** start of Given data **

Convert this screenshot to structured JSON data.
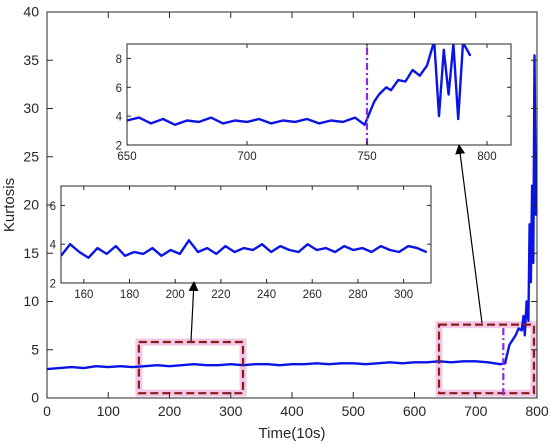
{
  "chart_data": [
    {
      "id": "main",
      "type": "line",
      "xlabel": "Time(10s)",
      "ylabel": "Kurtosis",
      "xlim": [
        0,
        800
      ],
      "ylim": [
        0,
        40
      ],
      "xticks": [
        0,
        100,
        200,
        300,
        400,
        500,
        600,
        700,
        800
      ],
      "yticks": [
        0,
        5,
        10,
        15,
        20,
        25,
        30,
        35,
        40
      ],
      "grid": false,
      "line_color": "#0a14e6",
      "series": [
        {
          "x": [
            0,
            20,
            40,
            60,
            80,
            100,
            120,
            140,
            160,
            180,
            200,
            220,
            240,
            260,
            280,
            300,
            320,
            340,
            360,
            380,
            400,
            420,
            440,
            460,
            480,
            500,
            520,
            540,
            560,
            580,
            600,
            620,
            640,
            660,
            680,
            700,
            720,
            740,
            748,
            750,
            755,
            760,
            765,
            770,
            775,
            778,
            780,
            783,
            786,
            788,
            790,
            792,
            794,
            796,
            798,
            800
          ],
          "values": [
            3.0,
            3.1,
            3.2,
            3.1,
            3.3,
            3.2,
            3.3,
            3.2,
            3.3,
            3.4,
            3.3,
            3.4,
            3.5,
            3.4,
            3.4,
            3.5,
            3.4,
            3.5,
            3.5,
            3.4,
            3.5,
            3.5,
            3.6,
            3.5,
            3.6,
            3.6,
            3.5,
            3.6,
            3.7,
            3.6,
            3.7,
            3.7,
            3.8,
            3.7,
            3.8,
            3.8,
            3.7,
            3.5,
            3.6,
            4.2,
            5.5,
            6.0,
            6.5,
            7.2,
            7.0,
            8.5,
            6.5,
            10.0,
            8.0,
            18.0,
            12.0,
            22.0,
            14.0,
            35.5,
            19.0,
            22.0
          ]
        }
      ],
      "highlight_boxes": [
        {
          "x": [
            150,
            320
          ],
          "y": [
            0.5,
            5.8
          ],
          "color": "#8b1a1a"
        },
        {
          "x": [
            640,
            795
          ],
          "y": [
            0.5,
            7.6
          ],
          "color": "#8b1a1a"
        }
      ],
      "vertical_marker": {
        "x": 745,
        "y": [
          0.3,
          7.3
        ],
        "color": "#8a2be2"
      }
    },
    {
      "id": "inset-top",
      "type": "line",
      "xlim": [
        650,
        810
      ],
      "ylim": [
        2,
        9
      ],
      "xticks": [
        650,
        700,
        750,
        800
      ],
      "yticks": [
        2,
        4,
        6,
        8
      ],
      "line_color": "#0a14e6",
      "series": [
        {
          "x": [
            650,
            655,
            660,
            665,
            670,
            675,
            680,
            685,
            690,
            695,
            700,
            705,
            710,
            715,
            720,
            725,
            730,
            735,
            740,
            745,
            749,
            751,
            753,
            755,
            758,
            760,
            763,
            766,
            769,
            772,
            775,
            778,
            780,
            782,
            784,
            786,
            788,
            790,
            793
          ],
          "values": [
            3.7,
            3.9,
            3.5,
            3.8,
            3.4,
            3.7,
            3.6,
            3.9,
            3.5,
            3.7,
            3.6,
            3.8,
            3.5,
            3.7,
            3.6,
            3.8,
            3.5,
            3.7,
            3.6,
            3.9,
            3.4,
            4.2,
            5.0,
            5.5,
            6.0,
            5.8,
            6.5,
            6.4,
            7.2,
            6.8,
            7.5,
            9.2,
            4.0,
            8.6,
            5.5,
            9.0,
            3.8,
            9.1,
            8.2
          ]
        }
      ],
      "vertical_marker": {
        "x": 750,
        "color": "#8a2be2"
      }
    },
    {
      "id": "inset-middle",
      "type": "line",
      "xlim": [
        150,
        312
      ],
      "ylim": [
        2,
        7
      ],
      "xticks": [
        160,
        180,
        200,
        220,
        240,
        260,
        280,
        300
      ],
      "yticks": [
        2,
        4,
        6
      ],
      "line_color": "#0a14e6",
      "series": [
        {
          "x": [
            150,
            154,
            158,
            162,
            166,
            170,
            174,
            178,
            182,
            186,
            190,
            194,
            198,
            202,
            206,
            210,
            214,
            218,
            222,
            226,
            230,
            234,
            238,
            242,
            246,
            250,
            254,
            258,
            262,
            266,
            270,
            274,
            278,
            282,
            286,
            290,
            294,
            298,
            302,
            306,
            310
          ],
          "values": [
            3.4,
            4.0,
            3.6,
            3.3,
            3.8,
            3.5,
            3.9,
            3.4,
            3.6,
            3.5,
            3.8,
            3.4,
            3.7,
            3.5,
            4.2,
            3.6,
            3.8,
            3.5,
            3.9,
            3.6,
            3.8,
            3.7,
            4.0,
            3.6,
            3.9,
            3.7,
            3.6,
            4.0,
            3.7,
            3.8,
            3.6,
            3.9,
            3.7,
            3.8,
            3.6,
            3.9,
            3.7,
            3.6,
            3.9,
            3.8,
            3.6
          ]
        }
      ]
    }
  ]
}
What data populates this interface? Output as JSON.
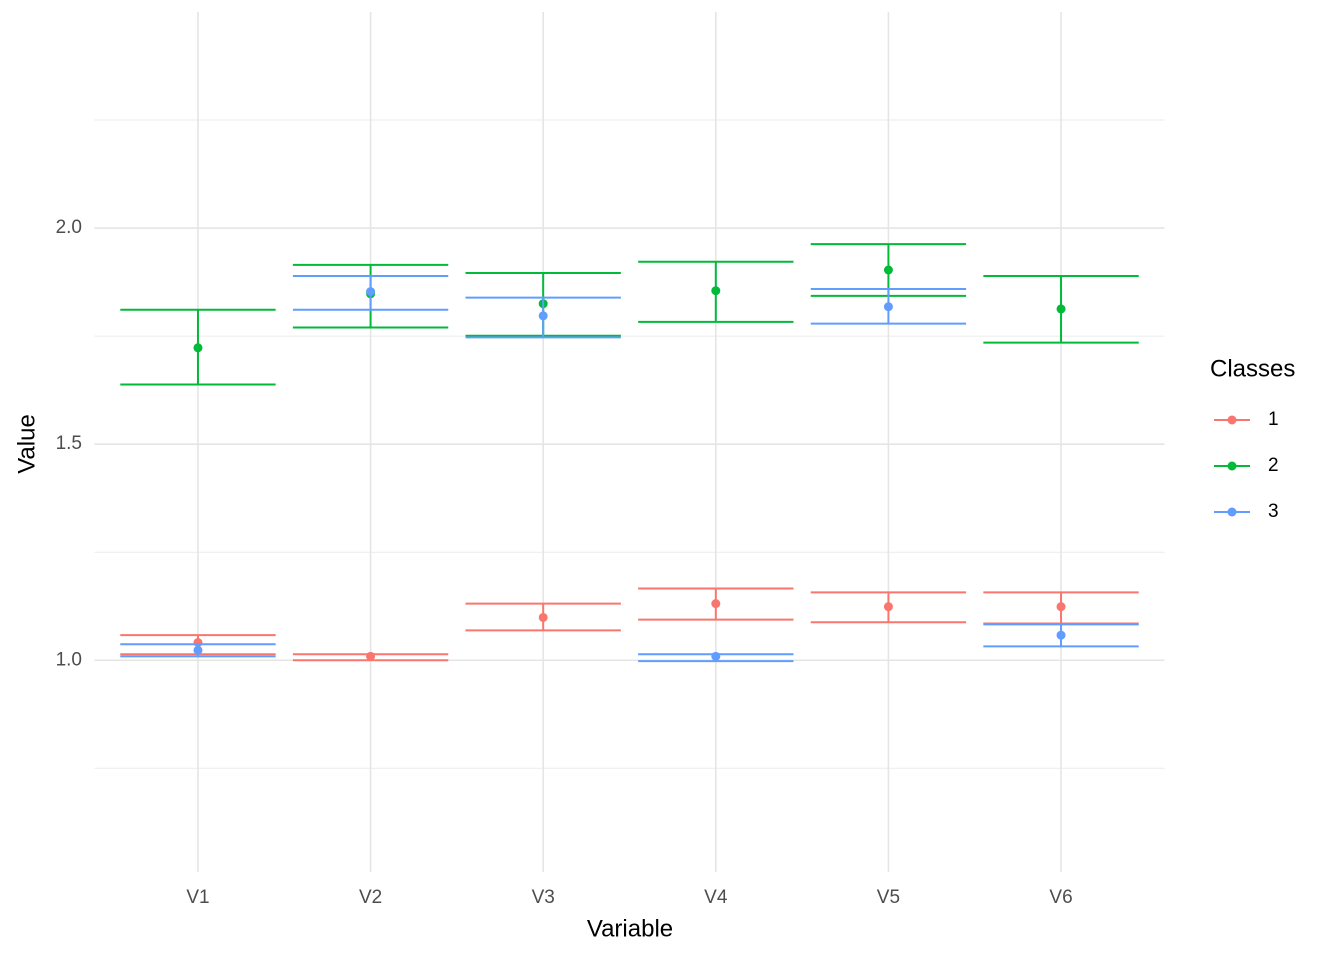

** end of Given data **

_Short task_.
Leave the pictures out and print the records above exactly as they stand.

_Solution to this problem_.
Convert this screenshot to structured JSON data.
{
  "chart_data": [
    {
      "id": "main",
      "type": "line",
      "xlabel": "Time(10s)",
      "ylabel": "Kurtosis",
      "xlim": [
        0,
        800
      ],
      "ylim": [
        0,
        40
      ],
      "xticks": [
        0,
        100,
        200,
        300,
        400,
        500,
        600,
        700,
        800
      ],
      "yticks": [
        0,
        5,
        10,
        15,
        20,
        25,
        30,
        35,
        40
      ],
      "grid": false,
      "line_color": "#0a14e6",
      "series": [
        {
          "x": [
            0,
            20,
            40,
            60,
            80,
            100,
            120,
            140,
            160,
            180,
            200,
            220,
            240,
            260,
            280,
            300,
            320,
            340,
            360,
            380,
            400,
            420,
            440,
            460,
            480,
            500,
            520,
            540,
            560,
            580,
            600,
            620,
            640,
            660,
            680,
            700,
            720,
            740,
            748,
            750,
            755,
            760,
            765,
            770,
            775,
            778,
            780,
            783,
            786,
            788,
            790,
            792,
            794,
            796,
            798,
            800
          ],
          "values": [
            3.0,
            3.1,
            3.2,
            3.1,
            3.3,
            3.2,
            3.3,
            3.2,
            3.3,
            3.4,
            3.3,
            3.4,
            3.5,
            3.4,
            3.4,
            3.5,
            3.4,
            3.5,
            3.5,
            3.4,
            3.5,
            3.5,
            3.6,
            3.5,
            3.6,
            3.6,
            3.5,
            3.6,
            3.7,
            3.6,
            3.7,
            3.7,
            3.8,
            3.7,
            3.8,
            3.8,
            3.7,
            3.5,
            3.6,
            4.2,
            5.5,
            6.0,
            6.5,
            7.2,
            7.0,
            8.5,
            6.5,
            10.0,
            8.0,
            18.0,
            12.0,
            22.0,
            14.0,
            35.5,
            19.0,
            22.0
          ]
        }
      ],
      "highlight_boxes": [
        {
          "x": [
            150,
            320
          ],
          "y": [
            0.5,
            5.8
          ],
          "color": "#8b1a1a"
        },
        {
          "x": [
            640,
            795
          ],
          "y": [
            0.5,
            7.6
          ],
          "color": "#8b1a1a"
        }
      ],
      "vertical_marker": {
        "x": 745,
        "y": [
          0.3,
          7.3
        ],
        "color": "#8a2be2"
      }
    },
    {
      "id": "inset-top",
      "type": "line",
      "xlim": [
        650,
        810
      ],
      "ylim": [
        2,
        9
      ],
      "xticks": [
        650,
        700,
        750,
        800
      ],
      "yticks": [
        2,
        4,
        6,
        8
      ],
      "line_color": "#0a14e6",
      "series": [
        {
          "x": [
            650,
            655,
            660,
            665,
            670,
            675,
            680,
            685,
            690,
            695,
            700,
            705,
            710,
            715,
            720,
            725,
            730,
            735,
            740,
            745,
            749,
            751,
            753,
            755,
            758,
            760,
            763,
            766,
            769,
            772,
            775,
            778,
            780,
            782,
            784,
            786,
            788,
            790,
            793
          ],
          "values": [
            3.7,
            3.9,
            3.5,
            3.8,
            3.4,
            3.7,
            3.6,
            3.9,
            3.5,
            3.7,
            3.6,
            3.8,
            3.5,
            3.7,
            3.6,
            3.8,
            3.5,
            3.7,
            3.6,
            3.9,
            3.4,
            4.2,
            5.0,
            5.5,
            6.0,
            5.8,
            6.5,
            6.4,
            7.2,
            6.8,
            7.5,
            9.2,
            4.0,
            8.6,
            5.5,
            9.0,
            3.8,
            9.1,
            8.2
          ]
        }
      ],
      "vertical_marker": {
        "x": 750,
        "color": "#8a2be2"
      }
    },
    {
      "id": "inset-middle",
      "type": "line",
      "xlim": [
        150,
        312
      ],
      "ylim": [
        2,
        7
      ],
      "xticks": [
        160,
        180,
        200,
        220,
        240,
        260,
        280,
        300
      ],
      "yticks": [
        2,
        4,
        6
      ],
      "line_color": "#0a14e6",
      "series": [
        {
          "x": [
            150,
            154,
            158,
            162,
            166,
            170,
            174,
            178,
            182,
            186,
            190,
            194,
            198,
            202,
            206,
            210,
            214,
            218,
            222,
            226,
            230,
            234,
            238,
            242,
            246,
            250,
            254,
            258,
            262,
            266,
            270,
            274,
            278,
            282,
            286,
            290,
            294,
            298,
            302,
            306,
            310
          ],
          "values": [
            3.4,
            4.0,
            3.6,
            3.3,
            3.8,
            3.5,
            3.9,
            3.4,
            3.6,
            3.5,
            3.8,
            3.4,
            3.7,
            3.5,
            4.2,
            3.6,
            3.8,
            3.5,
            3.9,
            3.6,
            3.8,
            3.7,
            4.0,
            3.6,
            3.9,
            3.7,
            3.6,
            4.0,
            3.7,
            3.8,
            3.6,
            3.9,
            3.7,
            3.8,
            3.6,
            3.9,
            3.7,
            3.6,
            3.9,
            3.8,
            3.6
          ]
        }
      ]
    }
  ]
}
What data populates this interface? Output as JSON.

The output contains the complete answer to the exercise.